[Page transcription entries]
○ ○ ○ ○ ○ ○ ○

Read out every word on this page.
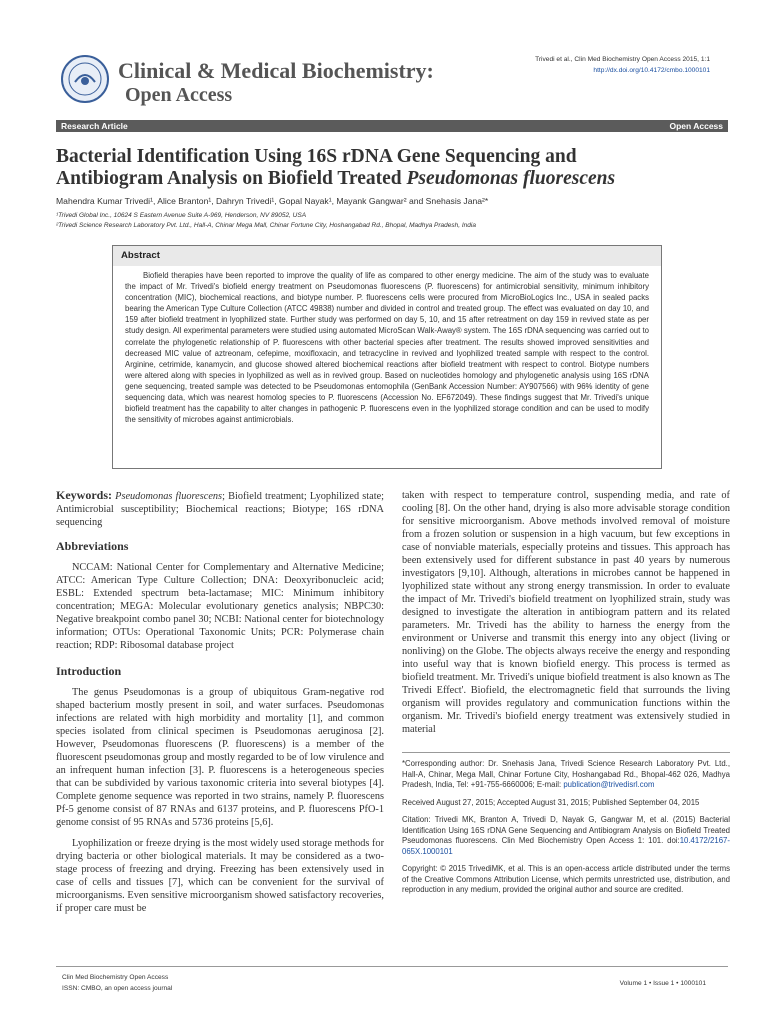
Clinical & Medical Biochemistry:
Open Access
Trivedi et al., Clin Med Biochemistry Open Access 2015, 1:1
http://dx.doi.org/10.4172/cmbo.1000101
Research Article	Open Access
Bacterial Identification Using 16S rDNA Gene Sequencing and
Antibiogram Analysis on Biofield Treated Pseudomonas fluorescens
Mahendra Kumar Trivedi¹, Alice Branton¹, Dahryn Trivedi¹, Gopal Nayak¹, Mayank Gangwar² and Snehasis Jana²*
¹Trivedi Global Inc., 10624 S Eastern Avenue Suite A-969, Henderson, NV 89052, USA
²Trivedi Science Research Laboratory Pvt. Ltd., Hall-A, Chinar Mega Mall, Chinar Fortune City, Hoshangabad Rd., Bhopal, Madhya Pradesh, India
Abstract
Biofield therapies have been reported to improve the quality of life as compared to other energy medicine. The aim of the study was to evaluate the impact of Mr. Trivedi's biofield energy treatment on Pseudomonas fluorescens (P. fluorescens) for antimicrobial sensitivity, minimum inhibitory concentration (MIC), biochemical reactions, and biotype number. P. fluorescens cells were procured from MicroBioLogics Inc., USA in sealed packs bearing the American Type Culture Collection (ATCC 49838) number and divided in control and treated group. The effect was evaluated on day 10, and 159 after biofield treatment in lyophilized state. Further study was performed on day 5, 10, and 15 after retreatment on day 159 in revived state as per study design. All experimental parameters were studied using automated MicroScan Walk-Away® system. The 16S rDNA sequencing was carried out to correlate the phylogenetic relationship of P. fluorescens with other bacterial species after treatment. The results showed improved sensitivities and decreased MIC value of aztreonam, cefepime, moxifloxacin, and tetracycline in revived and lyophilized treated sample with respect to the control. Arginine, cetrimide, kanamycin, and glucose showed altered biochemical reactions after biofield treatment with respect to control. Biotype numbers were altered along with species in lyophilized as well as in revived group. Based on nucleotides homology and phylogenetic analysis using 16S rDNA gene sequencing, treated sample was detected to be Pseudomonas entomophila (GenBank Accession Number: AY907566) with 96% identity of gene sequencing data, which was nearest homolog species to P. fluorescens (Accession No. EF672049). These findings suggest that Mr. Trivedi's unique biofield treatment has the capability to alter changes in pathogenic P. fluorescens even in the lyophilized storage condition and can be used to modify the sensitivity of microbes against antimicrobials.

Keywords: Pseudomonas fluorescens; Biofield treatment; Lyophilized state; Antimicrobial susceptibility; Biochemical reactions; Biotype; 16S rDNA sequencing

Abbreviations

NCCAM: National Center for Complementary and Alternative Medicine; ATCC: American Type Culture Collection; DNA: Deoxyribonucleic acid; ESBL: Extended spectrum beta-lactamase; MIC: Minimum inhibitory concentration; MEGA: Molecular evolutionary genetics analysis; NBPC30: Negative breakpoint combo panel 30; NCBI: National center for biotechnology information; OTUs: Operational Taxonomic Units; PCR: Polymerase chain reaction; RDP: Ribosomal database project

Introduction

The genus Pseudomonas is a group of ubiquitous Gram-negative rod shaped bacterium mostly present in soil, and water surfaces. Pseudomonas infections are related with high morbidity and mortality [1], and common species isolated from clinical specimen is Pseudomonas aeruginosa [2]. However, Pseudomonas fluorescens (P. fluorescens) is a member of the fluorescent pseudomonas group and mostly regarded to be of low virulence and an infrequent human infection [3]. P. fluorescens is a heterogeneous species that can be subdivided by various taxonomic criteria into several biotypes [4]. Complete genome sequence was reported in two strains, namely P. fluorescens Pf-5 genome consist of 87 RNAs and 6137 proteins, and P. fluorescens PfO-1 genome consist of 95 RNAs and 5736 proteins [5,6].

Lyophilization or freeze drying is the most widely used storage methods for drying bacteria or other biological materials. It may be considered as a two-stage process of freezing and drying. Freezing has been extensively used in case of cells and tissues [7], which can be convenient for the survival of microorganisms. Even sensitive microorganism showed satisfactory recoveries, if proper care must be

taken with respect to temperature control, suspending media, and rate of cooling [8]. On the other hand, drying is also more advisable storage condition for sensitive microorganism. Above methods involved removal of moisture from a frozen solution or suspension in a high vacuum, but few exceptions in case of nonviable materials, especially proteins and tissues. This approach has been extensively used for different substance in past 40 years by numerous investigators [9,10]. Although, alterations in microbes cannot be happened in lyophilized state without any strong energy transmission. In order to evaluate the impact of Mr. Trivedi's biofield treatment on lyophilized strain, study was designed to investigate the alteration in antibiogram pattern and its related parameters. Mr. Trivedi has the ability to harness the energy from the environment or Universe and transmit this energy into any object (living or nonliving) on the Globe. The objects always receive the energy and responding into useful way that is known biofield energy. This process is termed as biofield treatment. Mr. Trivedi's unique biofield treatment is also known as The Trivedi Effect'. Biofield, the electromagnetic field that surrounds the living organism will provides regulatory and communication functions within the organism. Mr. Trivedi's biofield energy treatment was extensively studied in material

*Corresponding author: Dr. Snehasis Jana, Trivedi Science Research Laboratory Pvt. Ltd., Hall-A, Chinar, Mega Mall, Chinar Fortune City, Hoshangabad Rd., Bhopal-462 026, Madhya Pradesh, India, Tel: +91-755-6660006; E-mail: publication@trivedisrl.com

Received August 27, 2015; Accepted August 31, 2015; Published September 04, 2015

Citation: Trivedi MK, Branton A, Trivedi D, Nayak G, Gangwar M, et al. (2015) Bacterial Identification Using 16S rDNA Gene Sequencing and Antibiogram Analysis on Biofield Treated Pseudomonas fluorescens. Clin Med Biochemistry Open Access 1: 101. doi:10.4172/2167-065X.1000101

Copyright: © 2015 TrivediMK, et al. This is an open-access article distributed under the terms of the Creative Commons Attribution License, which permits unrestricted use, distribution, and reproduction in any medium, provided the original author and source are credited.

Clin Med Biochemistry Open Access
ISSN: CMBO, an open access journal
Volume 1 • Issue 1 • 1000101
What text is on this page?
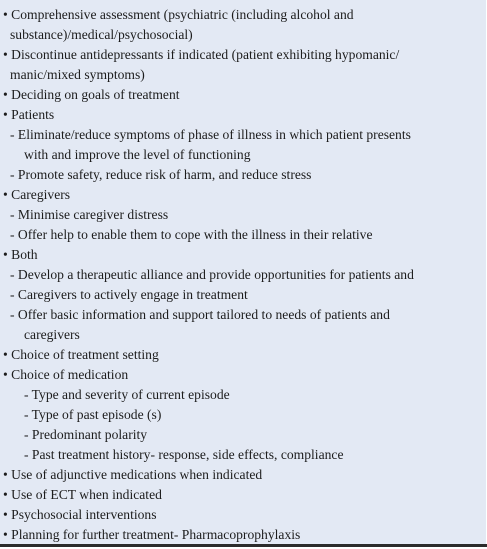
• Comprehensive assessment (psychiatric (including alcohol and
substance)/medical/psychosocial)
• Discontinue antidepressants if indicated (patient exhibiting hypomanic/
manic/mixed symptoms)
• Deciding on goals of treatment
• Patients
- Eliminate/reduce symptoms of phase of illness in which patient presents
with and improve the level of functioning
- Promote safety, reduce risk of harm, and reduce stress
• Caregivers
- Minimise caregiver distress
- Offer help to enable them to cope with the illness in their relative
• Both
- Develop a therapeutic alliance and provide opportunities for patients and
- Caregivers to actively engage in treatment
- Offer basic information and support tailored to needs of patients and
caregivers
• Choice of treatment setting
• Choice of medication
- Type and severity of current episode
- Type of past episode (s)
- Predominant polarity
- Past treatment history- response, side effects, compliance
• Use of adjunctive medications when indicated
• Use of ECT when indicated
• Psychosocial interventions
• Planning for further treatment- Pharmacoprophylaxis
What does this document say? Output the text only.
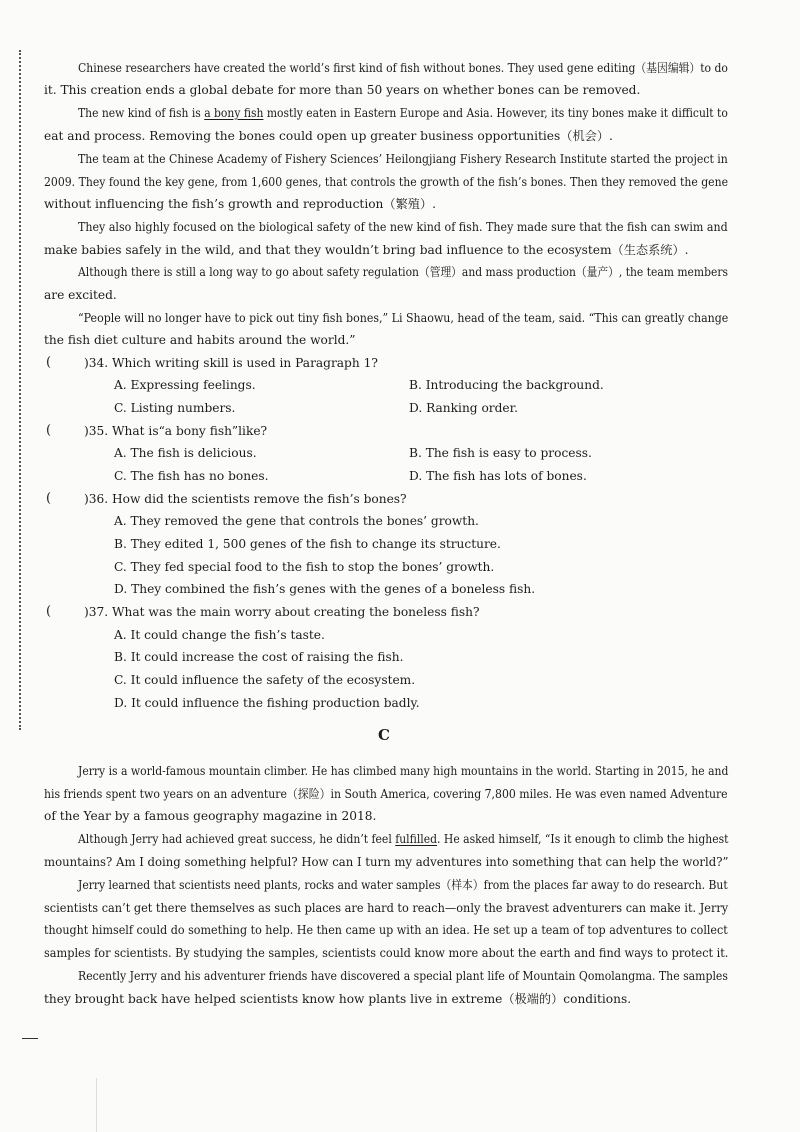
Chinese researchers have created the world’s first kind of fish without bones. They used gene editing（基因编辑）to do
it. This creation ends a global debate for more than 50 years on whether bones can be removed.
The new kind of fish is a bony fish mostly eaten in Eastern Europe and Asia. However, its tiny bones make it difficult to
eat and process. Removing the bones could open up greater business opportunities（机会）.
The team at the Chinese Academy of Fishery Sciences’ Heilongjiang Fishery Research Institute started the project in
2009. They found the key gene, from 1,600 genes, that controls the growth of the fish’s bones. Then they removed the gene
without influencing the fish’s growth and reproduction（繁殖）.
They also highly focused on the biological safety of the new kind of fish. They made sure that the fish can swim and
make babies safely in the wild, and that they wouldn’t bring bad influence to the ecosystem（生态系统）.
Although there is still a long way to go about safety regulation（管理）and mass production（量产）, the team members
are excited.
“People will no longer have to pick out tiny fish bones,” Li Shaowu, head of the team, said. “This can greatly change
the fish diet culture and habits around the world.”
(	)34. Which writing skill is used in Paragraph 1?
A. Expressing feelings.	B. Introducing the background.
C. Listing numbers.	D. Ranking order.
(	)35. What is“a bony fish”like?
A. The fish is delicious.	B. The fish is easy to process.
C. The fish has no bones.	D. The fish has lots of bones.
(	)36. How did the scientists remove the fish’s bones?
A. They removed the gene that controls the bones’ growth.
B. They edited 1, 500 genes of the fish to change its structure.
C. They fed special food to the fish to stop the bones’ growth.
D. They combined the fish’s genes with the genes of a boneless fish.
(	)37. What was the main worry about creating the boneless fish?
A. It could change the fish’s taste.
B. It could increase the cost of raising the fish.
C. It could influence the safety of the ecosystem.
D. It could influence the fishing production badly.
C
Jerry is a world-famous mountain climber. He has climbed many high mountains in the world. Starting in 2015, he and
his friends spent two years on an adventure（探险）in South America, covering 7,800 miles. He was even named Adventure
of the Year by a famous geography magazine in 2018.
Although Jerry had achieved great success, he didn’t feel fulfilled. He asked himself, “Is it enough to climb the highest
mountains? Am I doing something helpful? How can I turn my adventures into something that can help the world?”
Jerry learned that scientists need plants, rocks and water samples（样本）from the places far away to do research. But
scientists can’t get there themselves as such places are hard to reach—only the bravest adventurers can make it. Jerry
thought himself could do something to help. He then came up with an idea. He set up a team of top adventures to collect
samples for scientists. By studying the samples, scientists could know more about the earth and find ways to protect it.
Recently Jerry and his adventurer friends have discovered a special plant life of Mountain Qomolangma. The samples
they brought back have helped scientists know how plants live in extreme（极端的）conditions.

○ ○ ○ ○ ○ ○ ○

EXERCISE PROMPT
State how many lines of the records above contain "reduce", with no words besides the number.

WORKED SOLUTION
2